[Dataset items]
##########
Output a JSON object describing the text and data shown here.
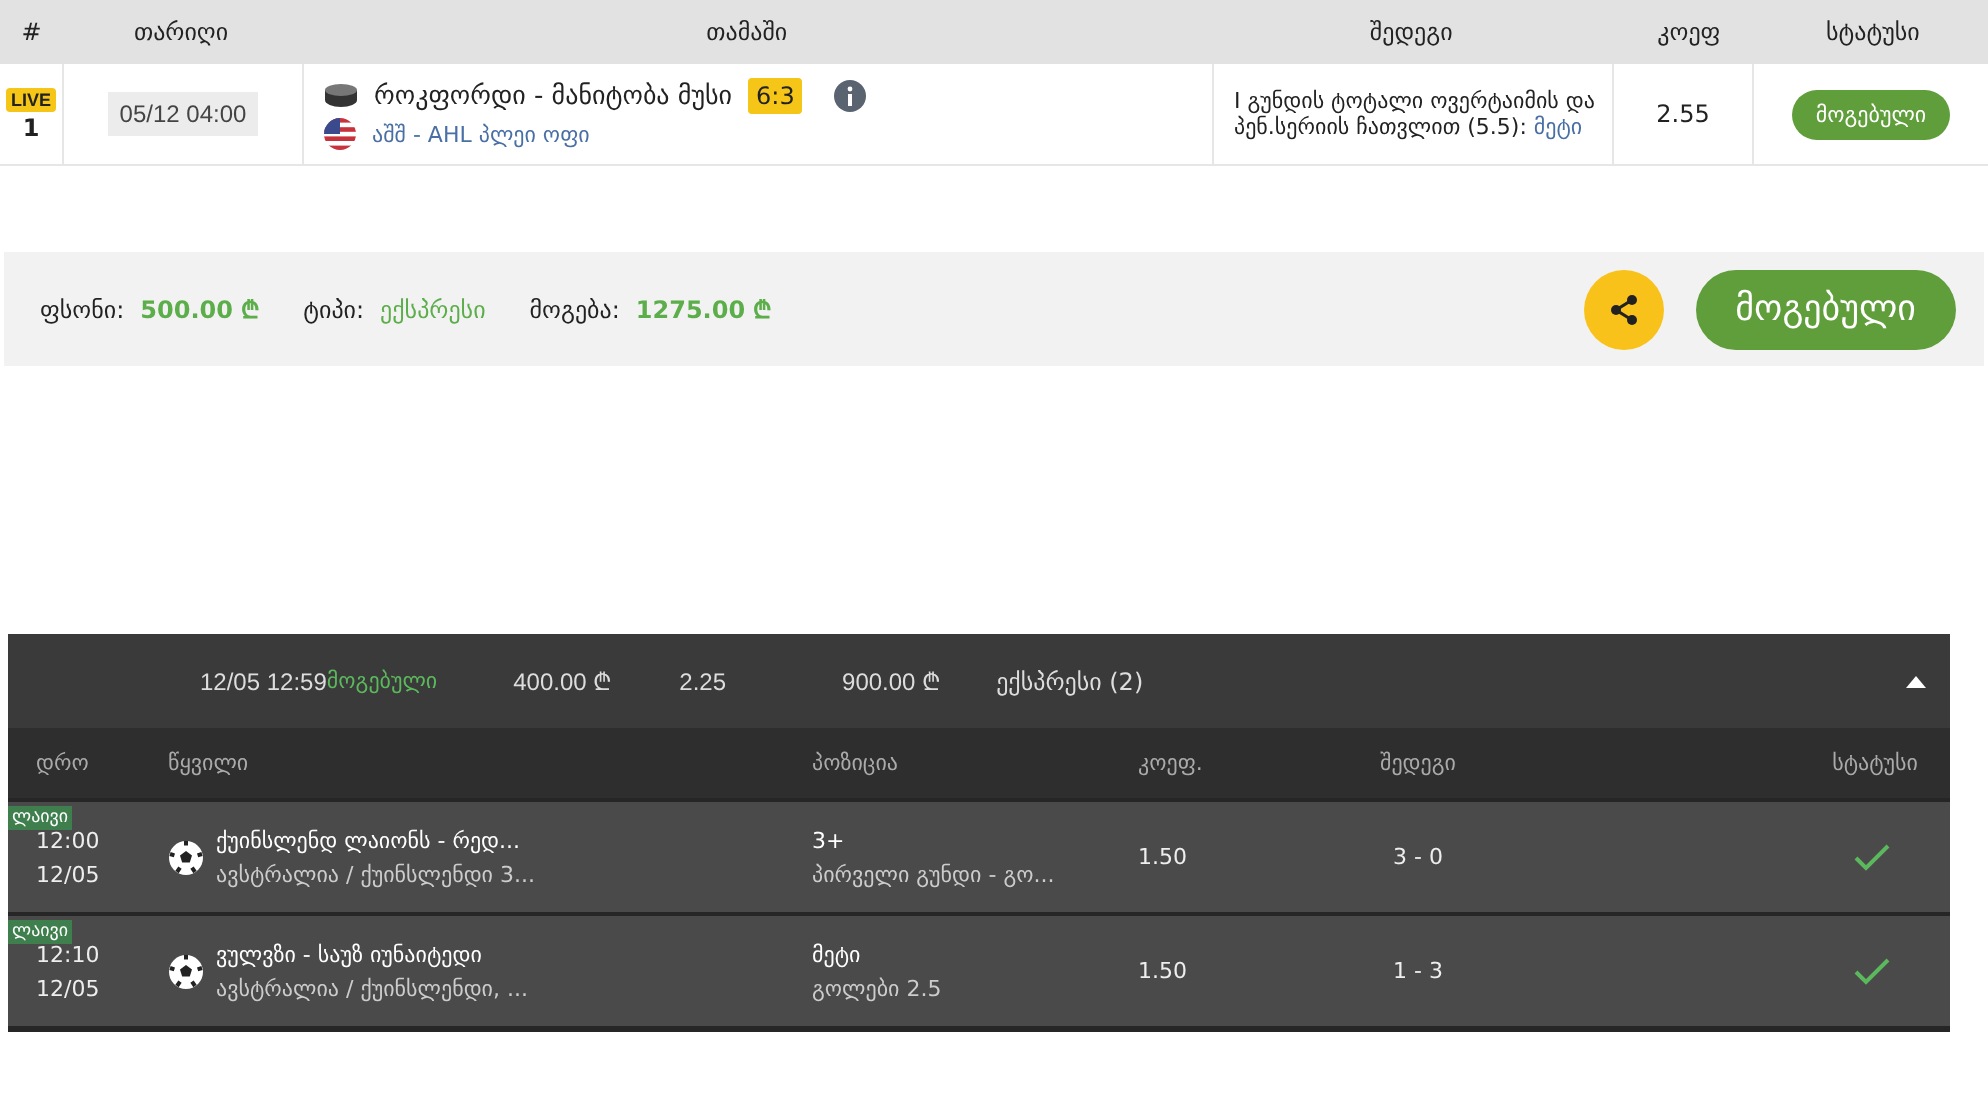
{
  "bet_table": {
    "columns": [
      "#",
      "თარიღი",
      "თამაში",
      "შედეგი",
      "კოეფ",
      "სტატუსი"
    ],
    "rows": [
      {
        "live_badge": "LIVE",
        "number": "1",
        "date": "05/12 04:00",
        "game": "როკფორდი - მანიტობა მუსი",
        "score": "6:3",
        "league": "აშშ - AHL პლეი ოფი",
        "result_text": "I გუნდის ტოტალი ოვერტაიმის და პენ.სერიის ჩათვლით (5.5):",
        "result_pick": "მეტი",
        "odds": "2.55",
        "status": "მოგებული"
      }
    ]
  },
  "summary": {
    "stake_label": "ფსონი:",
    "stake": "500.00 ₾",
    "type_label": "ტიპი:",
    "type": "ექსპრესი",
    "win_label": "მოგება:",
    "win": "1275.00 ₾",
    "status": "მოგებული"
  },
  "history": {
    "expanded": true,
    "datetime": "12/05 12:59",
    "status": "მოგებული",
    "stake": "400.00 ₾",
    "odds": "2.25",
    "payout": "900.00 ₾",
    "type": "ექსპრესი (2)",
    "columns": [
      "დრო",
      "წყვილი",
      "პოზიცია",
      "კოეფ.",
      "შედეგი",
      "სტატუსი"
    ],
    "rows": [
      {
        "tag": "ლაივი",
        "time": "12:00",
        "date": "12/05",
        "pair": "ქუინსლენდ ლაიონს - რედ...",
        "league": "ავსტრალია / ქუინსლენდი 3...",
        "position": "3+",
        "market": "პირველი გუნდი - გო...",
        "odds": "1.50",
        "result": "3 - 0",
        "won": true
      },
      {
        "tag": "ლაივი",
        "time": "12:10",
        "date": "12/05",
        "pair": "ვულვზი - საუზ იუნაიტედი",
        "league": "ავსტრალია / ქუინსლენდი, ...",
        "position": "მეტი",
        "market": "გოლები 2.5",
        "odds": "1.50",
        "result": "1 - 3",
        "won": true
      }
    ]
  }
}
##########
:: Aim ::
Leave out the pictures and copy the rest of the material above exactly.

:: Exercise response ::
Output a JSON object describing the text and data shown here.
{
  "bet_table": {
    "columns": [
      "#",
      "თარიღი",
      "თამაში",
      "შედეგი",
      "კოეფ",
      "სტატუსი"
    ],
    "rows": [
      {
        "live_badge": "LIVE",
        "number": "1",
        "date": "05/12 04:00",
        "game": "როკფორდი - მანიტობა მუსი",
        "score": "6:3",
        "league": "აშშ - AHL პლეი ოფი",
        "result_text": "I გუნდის ტოტალი ოვერტაიმის და პენ.სერიის ჩათვლით (5.5):",
        "result_pick": "მეტი",
        "odds": "2.55",
        "status": "მოგებული"
      }
    ]
  },
  "summary": {
    "stake_label": "ფსონი:",
    "stake": "500.00 ₾",
    "type_label": "ტიპი:",
    "type": "ექსპრესი",
    "win_label": "მოგება:",
    "win": "1275.00 ₾",
    "status": "მოგებული"
  },
  "history": {
    "expanded": true,
    "datetime": "12/05 12:59",
    "status": "მოგებული",
    "stake": "400.00 ₾",
    "odds": "2.25",
    "payout": "900.00 ₾",
    "type": "ექსპრესი (2)",
    "columns": [
      "დრო",
      "წყვილი",
      "პოზიცია",
      "კოეფ.",
      "შედეგი",
      "სტატუსი"
    ],
    "rows": [
      {
        "tag": "ლაივი",
        "time": "12:00",
        "date": "12/05",
        "pair": "ქუინსლენდ ლაიონს - რედ...",
        "league": "ავსტრალია / ქუინსლენდი 3...",
        "position": "3+",
        "market": "პირველი გუნდი - გო...",
        "odds": "1.50",
        "result": "3 - 0",
        "won": true
      },
      {
        "tag": "ლაივი",
        "time": "12:10",
        "date": "12/05",
        "pair": "ვულვზი - საუზ იუნაიტედი",
        "league": "ავსტრალია / ქუინსლენდი, ...",
        "position": "მეტი",
        "market": "გოლები 2.5",
        "odds": "1.50",
        "result": "1 - 3",
        "won": true
      }
    ]
  }
}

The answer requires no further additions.